━━━ Extracted records ━━━
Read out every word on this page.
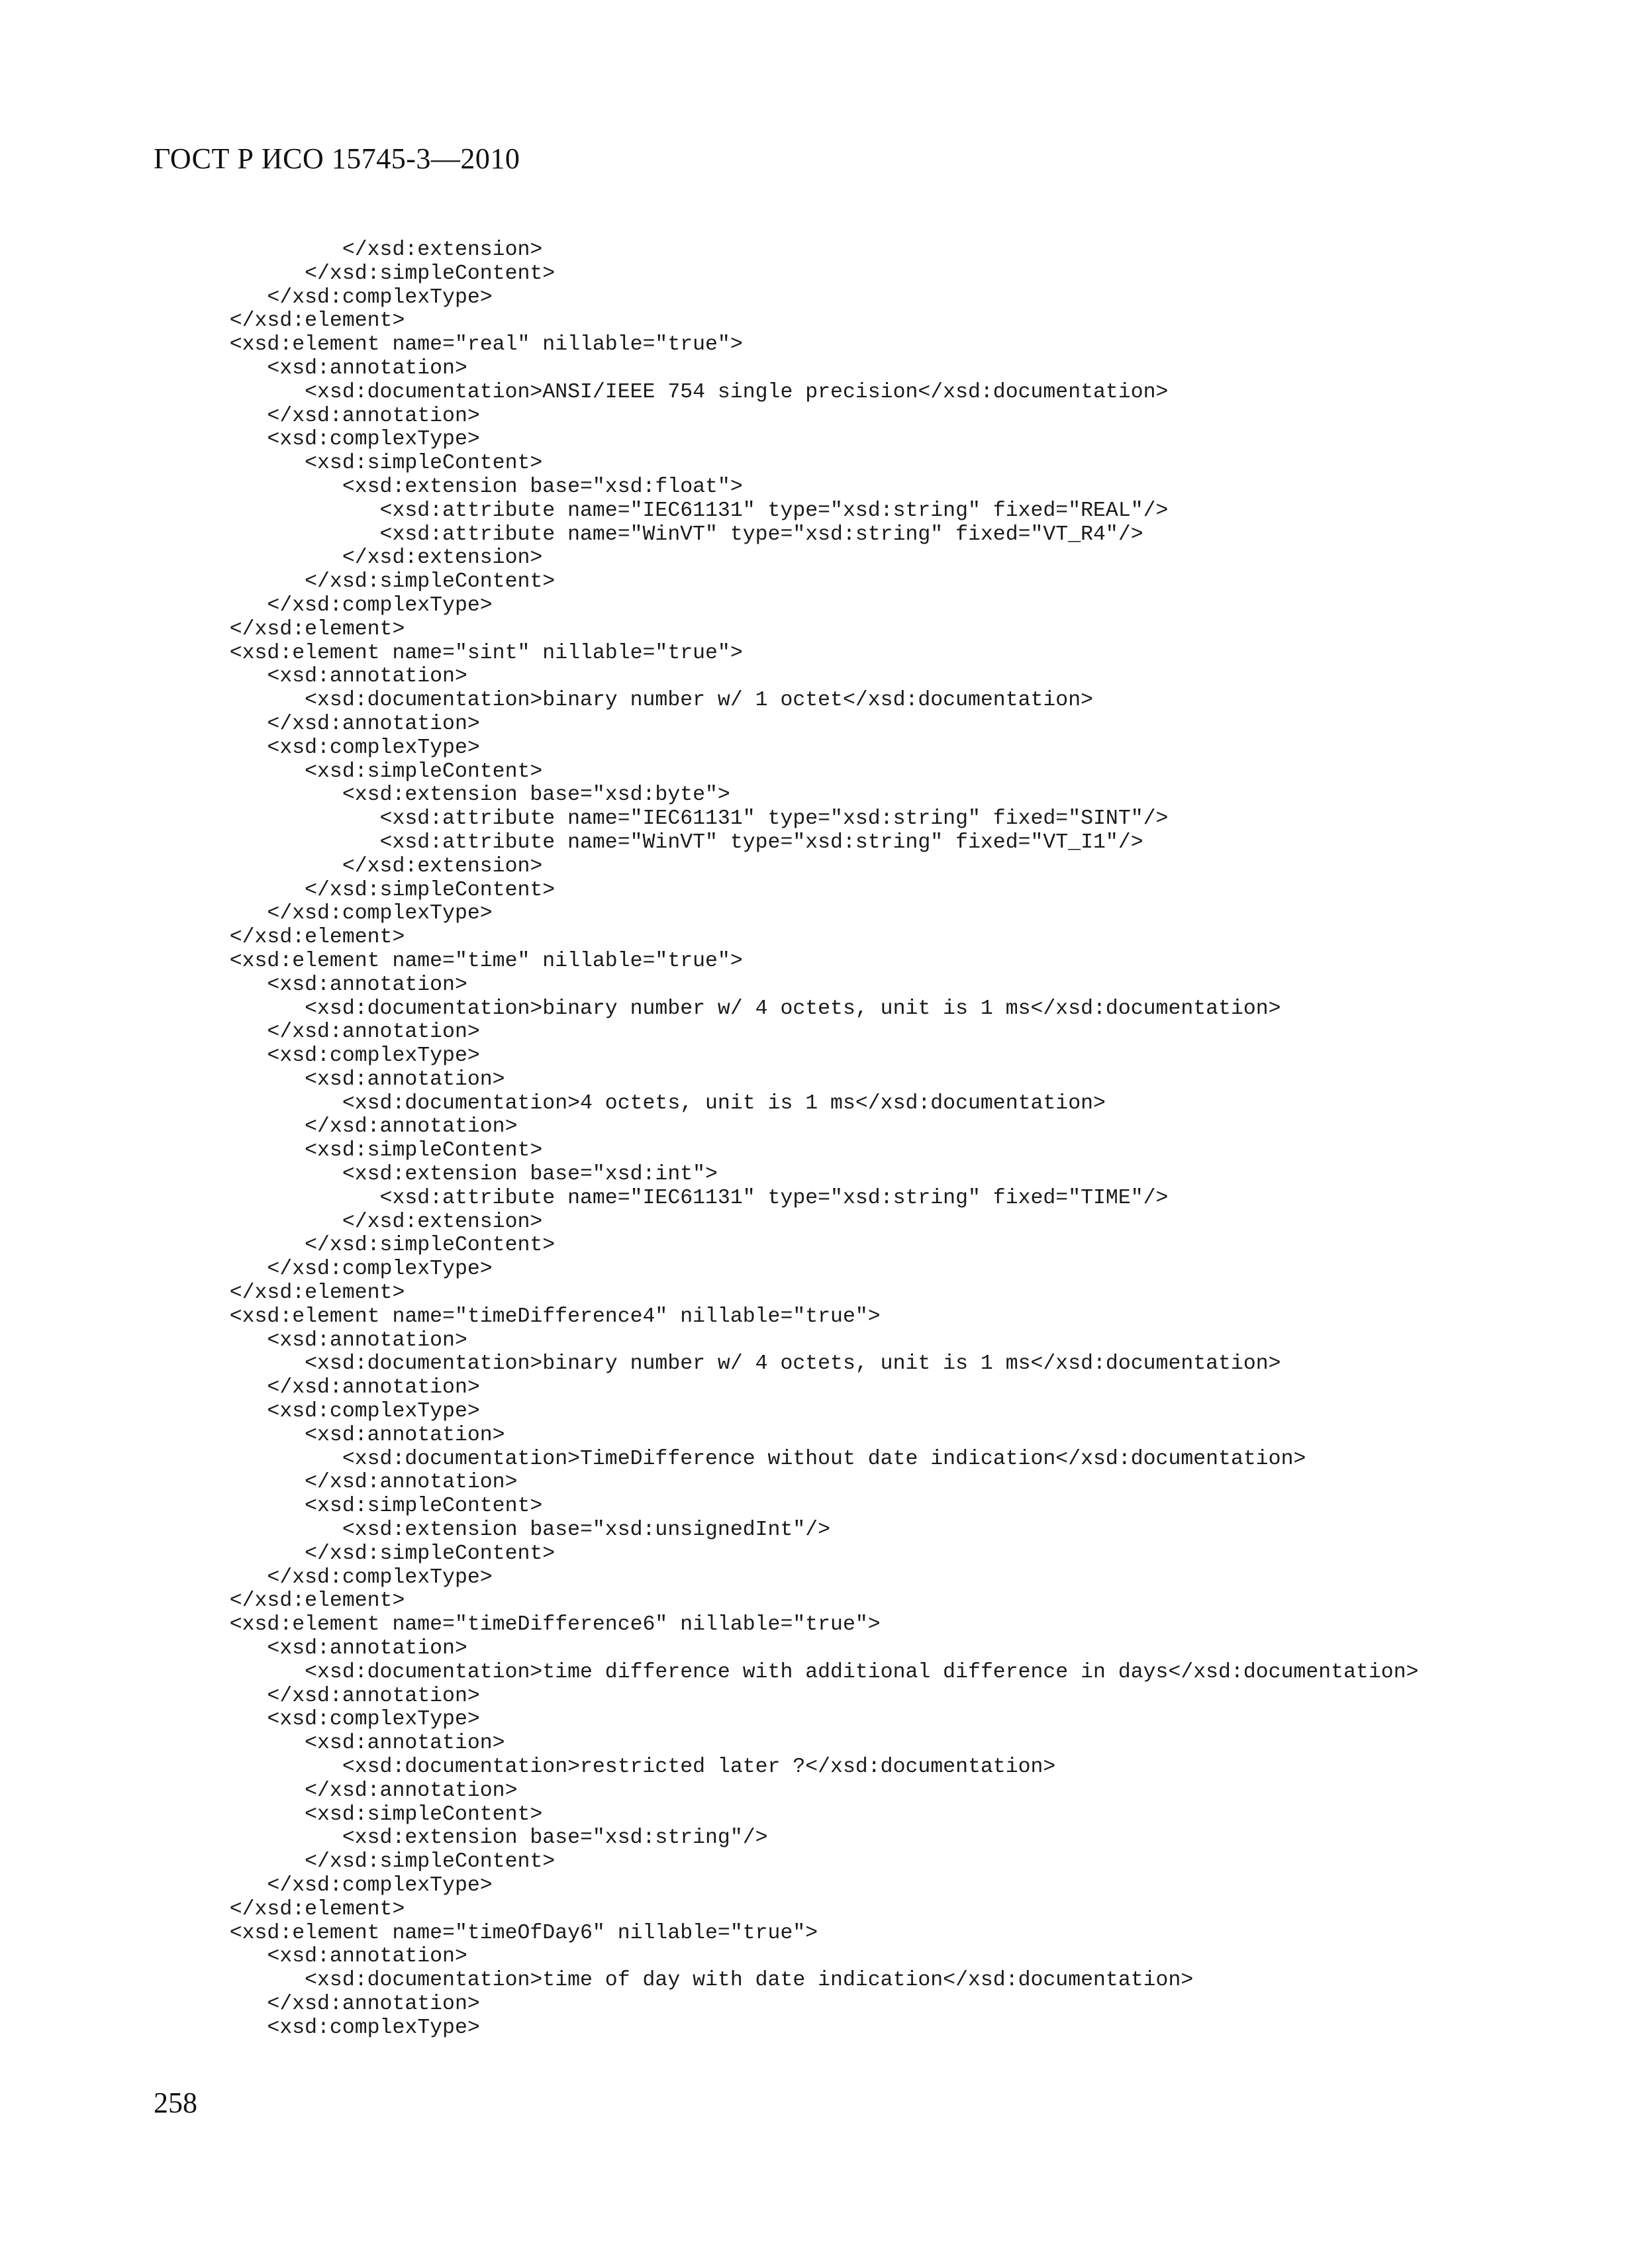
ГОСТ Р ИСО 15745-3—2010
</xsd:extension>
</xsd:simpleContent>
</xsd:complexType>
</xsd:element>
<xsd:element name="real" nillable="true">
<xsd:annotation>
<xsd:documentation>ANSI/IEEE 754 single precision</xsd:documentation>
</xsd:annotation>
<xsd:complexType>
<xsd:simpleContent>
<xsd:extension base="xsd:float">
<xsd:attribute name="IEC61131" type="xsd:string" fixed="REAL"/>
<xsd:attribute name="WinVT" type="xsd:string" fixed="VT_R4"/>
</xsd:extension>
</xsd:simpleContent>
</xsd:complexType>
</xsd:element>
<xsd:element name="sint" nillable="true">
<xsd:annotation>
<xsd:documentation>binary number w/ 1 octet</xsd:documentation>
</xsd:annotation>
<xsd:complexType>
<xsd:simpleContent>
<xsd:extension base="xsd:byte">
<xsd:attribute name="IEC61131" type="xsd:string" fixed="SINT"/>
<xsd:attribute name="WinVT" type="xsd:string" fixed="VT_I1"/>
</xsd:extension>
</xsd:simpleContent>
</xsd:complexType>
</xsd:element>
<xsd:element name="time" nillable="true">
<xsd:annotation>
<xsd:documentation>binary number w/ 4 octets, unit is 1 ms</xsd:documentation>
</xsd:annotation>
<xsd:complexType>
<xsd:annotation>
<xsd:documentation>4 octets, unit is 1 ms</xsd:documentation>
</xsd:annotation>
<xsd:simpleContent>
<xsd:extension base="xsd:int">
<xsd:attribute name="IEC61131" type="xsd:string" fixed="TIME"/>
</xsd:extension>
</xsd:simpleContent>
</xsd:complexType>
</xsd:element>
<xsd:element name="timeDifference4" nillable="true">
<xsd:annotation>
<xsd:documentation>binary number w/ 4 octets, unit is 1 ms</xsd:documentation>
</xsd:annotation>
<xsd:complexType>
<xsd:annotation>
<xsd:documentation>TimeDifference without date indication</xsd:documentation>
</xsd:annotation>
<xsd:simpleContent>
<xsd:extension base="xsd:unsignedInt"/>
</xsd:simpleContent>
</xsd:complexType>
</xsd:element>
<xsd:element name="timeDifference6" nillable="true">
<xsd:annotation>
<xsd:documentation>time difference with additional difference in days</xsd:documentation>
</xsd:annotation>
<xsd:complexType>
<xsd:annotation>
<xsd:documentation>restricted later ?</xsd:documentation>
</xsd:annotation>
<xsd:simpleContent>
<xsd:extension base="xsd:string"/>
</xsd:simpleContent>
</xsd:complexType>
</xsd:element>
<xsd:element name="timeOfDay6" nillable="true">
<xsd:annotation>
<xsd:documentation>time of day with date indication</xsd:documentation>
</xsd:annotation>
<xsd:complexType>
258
━━━
_Task objective_.
Go through the listing above and quote it exactly, apart from its images.

_The answer_.
Read out every word on this page.
ГОСТ Р ИСО 15745-3—2010
</xsd:extension>
</xsd:simpleContent>
</xsd:complexType>
</xsd:element>
<xsd:element name="real" nillable="true">
<xsd:annotation>
<xsd:documentation>ANSI/IEEE 754 single precision</xsd:documentation>
</xsd:annotation>
<xsd:complexType>
<xsd:simpleContent>
<xsd:extension base="xsd:float">
<xsd:attribute name="IEC61131" type="xsd:string" fixed="REAL"/>
<xsd:attribute name="WinVT" type="xsd:string" fixed="VT_R4"/>
</xsd:extension>
</xsd:simpleContent>
</xsd:complexType>
</xsd:element>
<xsd:element name="sint" nillable="true">
<xsd:annotation>
<xsd:documentation>binary number w/ 1 octet</xsd:documentation>
</xsd:annotation>
<xsd:complexType>
<xsd:simpleContent>
<xsd:extension base="xsd:byte">
<xsd:attribute name="IEC61131" type="xsd:string" fixed="SINT"/>
<xsd:attribute name="WinVT" type="xsd:string" fixed="VT_I1"/>
</xsd:extension>
</xsd:simpleContent>
</xsd:complexType>
</xsd:element>
<xsd:element name="time" nillable="true">
<xsd:annotation>
<xsd:documentation>binary number w/ 4 octets, unit is 1 ms</xsd:documentation>
</xsd:annotation>
<xsd:complexType>
<xsd:annotation>
<xsd:documentation>4 octets, unit is 1 ms</xsd:documentation>
</xsd:annotation>
<xsd:simpleContent>
<xsd:extension base="xsd:int">
<xsd:attribute name="IEC61131" type="xsd:string" fixed="TIME"/>
</xsd:extension>
</xsd:simpleContent>
</xsd:complexType>
</xsd:element>
<xsd:element name="timeDifference4" nillable="true">
<xsd:annotation>
<xsd:documentation>binary number w/ 4 octets, unit is 1 ms</xsd:documentation>
</xsd:annotation>
<xsd:complexType>
<xsd:annotation>
<xsd:documentation>TimeDifference without date indication</xsd:documentation>
</xsd:annotation>
<xsd:simpleContent>
<xsd:extension base="xsd:unsignedInt"/>
</xsd:simpleContent>
</xsd:complexType>
</xsd:element>
<xsd:element name="timeDifference6" nillable="true">
<xsd:annotation>
<xsd:documentation>time difference with additional difference in days</xsd:documentation>
</xsd:annotation>
<xsd:complexType>
<xsd:annotation>
<xsd:documentation>restricted later ?</xsd:documentation>
</xsd:annotation>
<xsd:simpleContent>
<xsd:extension base="xsd:string"/>
</xsd:simpleContent>
</xsd:complexType>
</xsd:element>
<xsd:element name="timeOfDay6" nillable="true">
<xsd:annotation>
<xsd:documentation>time of day with date indication</xsd:documentation>
</xsd:annotation>
<xsd:complexType>
258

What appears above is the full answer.